WRITTEN TASK: Would you repeat the listing exactly but omit every picture?
## Start
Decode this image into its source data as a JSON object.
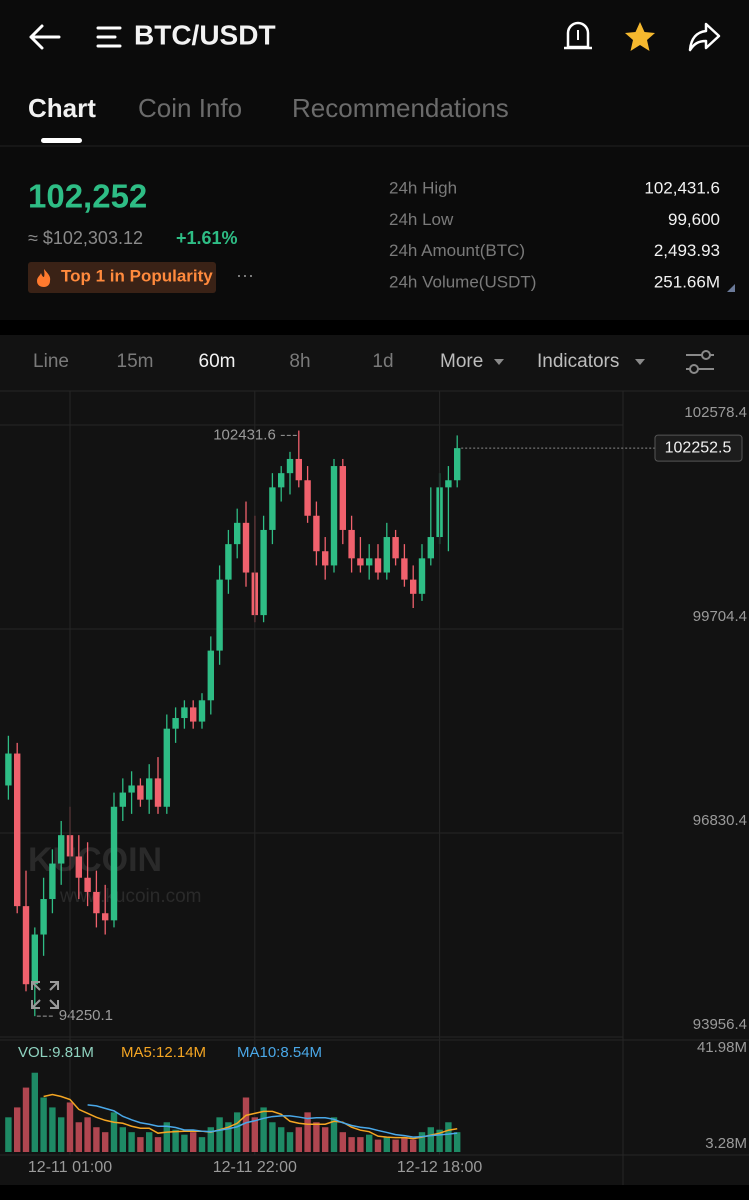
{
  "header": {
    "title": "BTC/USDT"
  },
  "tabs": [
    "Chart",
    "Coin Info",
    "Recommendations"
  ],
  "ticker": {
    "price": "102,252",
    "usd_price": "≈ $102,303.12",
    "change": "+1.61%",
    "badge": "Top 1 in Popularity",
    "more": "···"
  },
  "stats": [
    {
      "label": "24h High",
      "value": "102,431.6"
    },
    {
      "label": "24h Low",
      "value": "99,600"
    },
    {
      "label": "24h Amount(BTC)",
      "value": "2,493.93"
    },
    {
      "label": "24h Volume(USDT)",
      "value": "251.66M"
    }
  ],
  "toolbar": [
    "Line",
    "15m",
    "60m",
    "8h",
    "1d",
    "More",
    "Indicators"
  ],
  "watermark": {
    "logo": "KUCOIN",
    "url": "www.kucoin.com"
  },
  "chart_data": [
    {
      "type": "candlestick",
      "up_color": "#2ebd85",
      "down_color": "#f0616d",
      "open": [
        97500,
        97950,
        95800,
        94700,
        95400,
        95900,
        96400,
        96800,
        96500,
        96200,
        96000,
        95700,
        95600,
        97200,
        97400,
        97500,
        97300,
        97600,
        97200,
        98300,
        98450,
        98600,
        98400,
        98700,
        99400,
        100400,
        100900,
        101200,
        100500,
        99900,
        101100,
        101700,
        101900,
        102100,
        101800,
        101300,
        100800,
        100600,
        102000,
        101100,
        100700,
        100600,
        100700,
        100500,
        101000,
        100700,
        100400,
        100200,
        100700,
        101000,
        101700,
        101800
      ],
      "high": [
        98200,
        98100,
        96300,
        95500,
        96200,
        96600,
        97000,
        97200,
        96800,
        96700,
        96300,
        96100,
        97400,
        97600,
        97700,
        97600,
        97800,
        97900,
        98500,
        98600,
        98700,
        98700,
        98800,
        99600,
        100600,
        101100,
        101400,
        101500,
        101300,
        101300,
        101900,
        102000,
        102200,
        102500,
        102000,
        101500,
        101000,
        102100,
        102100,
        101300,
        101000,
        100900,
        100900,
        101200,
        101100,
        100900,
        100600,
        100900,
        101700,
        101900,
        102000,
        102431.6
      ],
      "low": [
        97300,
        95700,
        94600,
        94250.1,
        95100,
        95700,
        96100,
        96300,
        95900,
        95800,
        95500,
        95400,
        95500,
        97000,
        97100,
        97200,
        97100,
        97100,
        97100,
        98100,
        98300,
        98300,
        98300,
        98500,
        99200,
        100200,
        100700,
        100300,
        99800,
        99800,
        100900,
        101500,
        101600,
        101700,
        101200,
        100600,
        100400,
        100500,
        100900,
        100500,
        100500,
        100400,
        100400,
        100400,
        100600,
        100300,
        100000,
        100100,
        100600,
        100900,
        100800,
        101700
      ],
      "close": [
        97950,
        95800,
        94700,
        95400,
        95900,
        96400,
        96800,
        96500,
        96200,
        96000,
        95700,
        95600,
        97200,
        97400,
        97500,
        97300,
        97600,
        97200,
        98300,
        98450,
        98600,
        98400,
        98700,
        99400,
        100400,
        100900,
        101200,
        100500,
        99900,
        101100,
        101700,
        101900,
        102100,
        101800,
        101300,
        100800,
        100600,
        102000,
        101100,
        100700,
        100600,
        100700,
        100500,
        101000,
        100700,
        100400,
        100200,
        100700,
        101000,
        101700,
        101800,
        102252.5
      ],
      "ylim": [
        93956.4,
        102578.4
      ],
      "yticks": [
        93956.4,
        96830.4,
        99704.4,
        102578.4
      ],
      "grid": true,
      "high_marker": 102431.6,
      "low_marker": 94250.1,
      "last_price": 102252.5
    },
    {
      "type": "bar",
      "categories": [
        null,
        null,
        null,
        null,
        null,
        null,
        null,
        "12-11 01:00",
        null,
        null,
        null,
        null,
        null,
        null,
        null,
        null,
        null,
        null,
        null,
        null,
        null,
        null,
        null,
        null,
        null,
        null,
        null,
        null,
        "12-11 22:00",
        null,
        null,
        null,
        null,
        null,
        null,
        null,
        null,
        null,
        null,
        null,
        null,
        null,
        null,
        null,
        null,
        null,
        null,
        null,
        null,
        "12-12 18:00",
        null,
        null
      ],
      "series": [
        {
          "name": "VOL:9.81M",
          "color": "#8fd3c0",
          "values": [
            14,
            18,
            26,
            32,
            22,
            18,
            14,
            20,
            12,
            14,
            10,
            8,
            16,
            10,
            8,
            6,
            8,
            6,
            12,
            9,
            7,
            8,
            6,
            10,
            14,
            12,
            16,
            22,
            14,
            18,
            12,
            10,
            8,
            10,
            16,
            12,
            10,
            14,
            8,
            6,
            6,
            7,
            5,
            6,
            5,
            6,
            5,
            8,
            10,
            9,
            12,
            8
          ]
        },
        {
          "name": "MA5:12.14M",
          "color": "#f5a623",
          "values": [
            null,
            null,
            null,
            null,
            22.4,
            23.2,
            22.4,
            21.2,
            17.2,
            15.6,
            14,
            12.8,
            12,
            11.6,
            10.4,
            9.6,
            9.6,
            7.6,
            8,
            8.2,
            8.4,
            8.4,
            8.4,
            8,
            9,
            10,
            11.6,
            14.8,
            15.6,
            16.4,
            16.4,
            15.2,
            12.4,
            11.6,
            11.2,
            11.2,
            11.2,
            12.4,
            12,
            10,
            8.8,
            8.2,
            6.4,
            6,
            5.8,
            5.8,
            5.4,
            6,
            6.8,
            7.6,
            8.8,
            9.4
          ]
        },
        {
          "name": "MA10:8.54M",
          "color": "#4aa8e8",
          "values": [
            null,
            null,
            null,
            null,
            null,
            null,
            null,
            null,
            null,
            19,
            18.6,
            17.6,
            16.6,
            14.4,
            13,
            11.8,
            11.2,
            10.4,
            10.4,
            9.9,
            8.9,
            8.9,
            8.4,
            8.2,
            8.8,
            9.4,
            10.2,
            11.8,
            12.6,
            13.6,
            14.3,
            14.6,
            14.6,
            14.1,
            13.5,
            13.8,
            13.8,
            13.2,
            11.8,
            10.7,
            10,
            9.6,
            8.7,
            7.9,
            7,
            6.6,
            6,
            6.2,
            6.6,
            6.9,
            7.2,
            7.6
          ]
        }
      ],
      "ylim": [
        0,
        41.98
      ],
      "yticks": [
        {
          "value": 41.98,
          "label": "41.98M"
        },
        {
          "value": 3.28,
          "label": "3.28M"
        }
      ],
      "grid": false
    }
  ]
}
## End
SOLUTION TO THE EXERCISE:
Decode this image into its source data as a JSON object.
{
  "header": {
    "title": "BTC/USDT"
  },
  "tabs": [
    "Chart",
    "Coin Info",
    "Recommendations"
  ],
  "ticker": {
    "price": "102,252",
    "usd_price": "≈ $102,303.12",
    "change": "+1.61%",
    "badge": "Top 1 in Popularity",
    "more": "···"
  },
  "stats": [
    {
      "label": "24h High",
      "value": "102,431.6"
    },
    {
      "label": "24h Low",
      "value": "99,600"
    },
    {
      "label": "24h Amount(BTC)",
      "value": "2,493.93"
    },
    {
      "label": "24h Volume(USDT)",
      "value": "251.66M"
    }
  ],
  "toolbar": [
    "Line",
    "15m",
    "60m",
    "8h",
    "1d",
    "More",
    "Indicators"
  ],
  "watermark": {
    "logo": "KUCOIN",
    "url": "www.kucoin.com"
  },
  "chart_data": [
    {
      "type": "candlestick",
      "up_color": "#2ebd85",
      "down_color": "#f0616d",
      "open": [
        97500,
        97950,
        95800,
        94700,
        95400,
        95900,
        96400,
        96800,
        96500,
        96200,
        96000,
        95700,
        95600,
        97200,
        97400,
        97500,
        97300,
        97600,
        97200,
        98300,
        98450,
        98600,
        98400,
        98700,
        99400,
        100400,
        100900,
        101200,
        100500,
        99900,
        101100,
        101700,
        101900,
        102100,
        101800,
        101300,
        100800,
        100600,
        102000,
        101100,
        100700,
        100600,
        100700,
        100500,
        101000,
        100700,
        100400,
        100200,
        100700,
        101000,
        101700,
        101800
      ],
      "high": [
        98200,
        98100,
        96300,
        95500,
        96200,
        96600,
        97000,
        97200,
        96800,
        96700,
        96300,
        96100,
        97400,
        97600,
        97700,
        97600,
        97800,
        97900,
        98500,
        98600,
        98700,
        98700,
        98800,
        99600,
        100600,
        101100,
        101400,
        101500,
        101300,
        101300,
        101900,
        102000,
        102200,
        102500,
        102000,
        101500,
        101000,
        102100,
        102100,
        101300,
        101000,
        100900,
        100900,
        101200,
        101100,
        100900,
        100600,
        100900,
        101700,
        101900,
        102000,
        102431.6
      ],
      "low": [
        97300,
        95700,
        94600,
        94250.1,
        95100,
        95700,
        96100,
        96300,
        95900,
        95800,
        95500,
        95400,
        95500,
        97000,
        97100,
        97200,
        97100,
        97100,
        97100,
        98100,
        98300,
        98300,
        98300,
        98500,
        99200,
        100200,
        100700,
        100300,
        99800,
        99800,
        100900,
        101500,
        101600,
        101700,
        101200,
        100600,
        100400,
        100500,
        100900,
        100500,
        100500,
        100400,
        100400,
        100400,
        100600,
        100300,
        100000,
        100100,
        100600,
        100900,
        100800,
        101700
      ],
      "close": [
        97950,
        95800,
        94700,
        95400,
        95900,
        96400,
        96800,
        96500,
        96200,
        96000,
        95700,
        95600,
        97200,
        97400,
        97500,
        97300,
        97600,
        97200,
        98300,
        98450,
        98600,
        98400,
        98700,
        99400,
        100400,
        100900,
        101200,
        100500,
        99900,
        101100,
        101700,
        101900,
        102100,
        101800,
        101300,
        100800,
        100600,
        102000,
        101100,
        100700,
        100600,
        100700,
        100500,
        101000,
        100700,
        100400,
        100200,
        100700,
        101000,
        101700,
        101800,
        102252.5
      ],
      "ylim": [
        93956.4,
        102578.4
      ],
      "yticks": [
        93956.4,
        96830.4,
        99704.4,
        102578.4
      ],
      "grid": true,
      "high_marker": 102431.6,
      "low_marker": 94250.1,
      "last_price": 102252.5
    },
    {
      "type": "bar",
      "categories": [
        null,
        null,
        null,
        null,
        null,
        null,
        null,
        "12-11 01:00",
        null,
        null,
        null,
        null,
        null,
        null,
        null,
        null,
        null,
        null,
        null,
        null,
        null,
        null,
        null,
        null,
        null,
        null,
        null,
        null,
        "12-11 22:00",
        null,
        null,
        null,
        null,
        null,
        null,
        null,
        null,
        null,
        null,
        null,
        null,
        null,
        null,
        null,
        null,
        null,
        null,
        null,
        null,
        "12-12 18:00",
        null,
        null
      ],
      "series": [
        {
          "name": "VOL:9.81M",
          "color": "#8fd3c0",
          "values": [
            14,
            18,
            26,
            32,
            22,
            18,
            14,
            20,
            12,
            14,
            10,
            8,
            16,
            10,
            8,
            6,
            8,
            6,
            12,
            9,
            7,
            8,
            6,
            10,
            14,
            12,
            16,
            22,
            14,
            18,
            12,
            10,
            8,
            10,
            16,
            12,
            10,
            14,
            8,
            6,
            6,
            7,
            5,
            6,
            5,
            6,
            5,
            8,
            10,
            9,
            12,
            8
          ]
        },
        {
          "name": "MA5:12.14M",
          "color": "#f5a623",
          "values": [
            null,
            null,
            null,
            null,
            22.4,
            23.2,
            22.4,
            21.2,
            17.2,
            15.6,
            14,
            12.8,
            12,
            11.6,
            10.4,
            9.6,
            9.6,
            7.6,
            8,
            8.2,
            8.4,
            8.4,
            8.4,
            8,
            9,
            10,
            11.6,
            14.8,
            15.6,
            16.4,
            16.4,
            15.2,
            12.4,
            11.6,
            11.2,
            11.2,
            11.2,
            12.4,
            12,
            10,
            8.8,
            8.2,
            6.4,
            6,
            5.8,
            5.8,
            5.4,
            6,
            6.8,
            7.6,
            8.8,
            9.4
          ]
        },
        {
          "name": "MA10:8.54M",
          "color": "#4aa8e8",
          "values": [
            null,
            null,
            null,
            null,
            null,
            null,
            null,
            null,
            null,
            19,
            18.6,
            17.6,
            16.6,
            14.4,
            13,
            11.8,
            11.2,
            10.4,
            10.4,
            9.9,
            8.9,
            8.9,
            8.4,
            8.2,
            8.8,
            9.4,
            10.2,
            11.8,
            12.6,
            13.6,
            14.3,
            14.6,
            14.6,
            14.1,
            13.5,
            13.8,
            13.8,
            13.2,
            11.8,
            10.7,
            10,
            9.6,
            8.7,
            7.9,
            7,
            6.6,
            6,
            6.2,
            6.6,
            6.9,
            7.2,
            7.6
          ]
        }
      ],
      "ylim": [
        0,
        41.98
      ],
      "yticks": [
        {
          "value": 41.98,
          "label": "41.98M"
        },
        {
          "value": 3.28,
          "label": "3.28M"
        }
      ],
      "grid": false
    }
  ]
}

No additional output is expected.